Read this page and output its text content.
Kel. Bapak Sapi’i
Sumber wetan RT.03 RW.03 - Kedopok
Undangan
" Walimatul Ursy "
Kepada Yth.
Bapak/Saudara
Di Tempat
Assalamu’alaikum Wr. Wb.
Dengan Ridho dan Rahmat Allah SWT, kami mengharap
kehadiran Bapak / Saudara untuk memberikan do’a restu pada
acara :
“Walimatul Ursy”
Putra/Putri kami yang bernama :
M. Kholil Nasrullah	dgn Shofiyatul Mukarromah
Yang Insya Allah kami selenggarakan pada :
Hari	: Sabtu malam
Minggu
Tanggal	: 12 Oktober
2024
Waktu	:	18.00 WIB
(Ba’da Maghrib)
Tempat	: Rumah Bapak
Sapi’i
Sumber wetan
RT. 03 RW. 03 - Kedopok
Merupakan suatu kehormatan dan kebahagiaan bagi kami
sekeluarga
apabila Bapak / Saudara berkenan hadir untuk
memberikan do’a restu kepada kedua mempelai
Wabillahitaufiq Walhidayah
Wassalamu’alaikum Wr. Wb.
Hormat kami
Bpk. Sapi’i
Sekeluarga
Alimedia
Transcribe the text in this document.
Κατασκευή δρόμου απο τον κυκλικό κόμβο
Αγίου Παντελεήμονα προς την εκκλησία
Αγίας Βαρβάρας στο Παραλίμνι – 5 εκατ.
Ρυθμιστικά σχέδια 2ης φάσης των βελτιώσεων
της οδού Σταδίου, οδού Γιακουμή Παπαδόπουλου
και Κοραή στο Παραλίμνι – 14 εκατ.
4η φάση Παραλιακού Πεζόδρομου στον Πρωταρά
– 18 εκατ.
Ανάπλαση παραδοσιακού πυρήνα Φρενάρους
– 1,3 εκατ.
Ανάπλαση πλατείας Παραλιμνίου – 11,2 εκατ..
+ + +
Extract the data exactly as given.

Read this page and output its text content.
Kel. Bapak Sapi’i
Sumber wetan RT.03 RW.03 - Kedopok
Undangan
" Walimatul Ursy "
Kepada Yth.
Bapak/Saudara
Di Tempat
Assalamu’alaikum Wr. Wb.
Dengan Ridho dan Rahmat Allah SWT, kami mengharap
kehadiran Bapak / Saudara untuk memberikan do’a restu pada
acara :
“Walimatul Ursy”
Putra/Putri kami yang bernama :
M. Kholil Nasrullah	dgn Shofiyatul Mukarromah
Yang Insya Allah kami selenggarakan pada :
Hari	: Sabtu malam
Minggu
Tanggal	: 12 Oktober
2024
Waktu	:	18.00 WIB
(Ba’da Maghrib)
Tempat	: Rumah Bapak
Sapi’i
Sumber wetan
RT. 03 RW. 03 - Kedopok
Merupakan suatu kehormatan dan kebahagiaan bagi kami
sekeluarga
apabila Bapak / Saudara berkenan hadir untuk
memberikan do’a restu kepada kedua mempelai
Wabillahitaufiq Walhidayah
Wassalamu’alaikum Wr. Wb.
Hormat kami
Bpk. Sapi’i
Sekeluarga
Alimedia
Transcribe the text in this document.
Κατασκευή δρόμου απο τον κυκλικό κόμβο
Αγίου Παντελεήμονα προς την εκκλησία
Αγίας Βαρβάρας στο Παραλίμνι – 5 εκατ.
Ρυθμιστικά σχέδια 2ης φάσης των βελτιώσεων
της οδού Σταδίου, οδού Γιακουμή Παπαδόπουλου
και Κοραή στο Παραλίμνι – 14 εκατ.
4η φάση Παραλιακού Πεζόδρομου στον Πρωταρά
– 18 εκατ.
Ανάπλαση παραδοσιακού πυρήνα Φρενάρους
– 1,3 εκατ.
Ανάπλαση πλατείας Παραλιμνίου – 11,2 εκατ..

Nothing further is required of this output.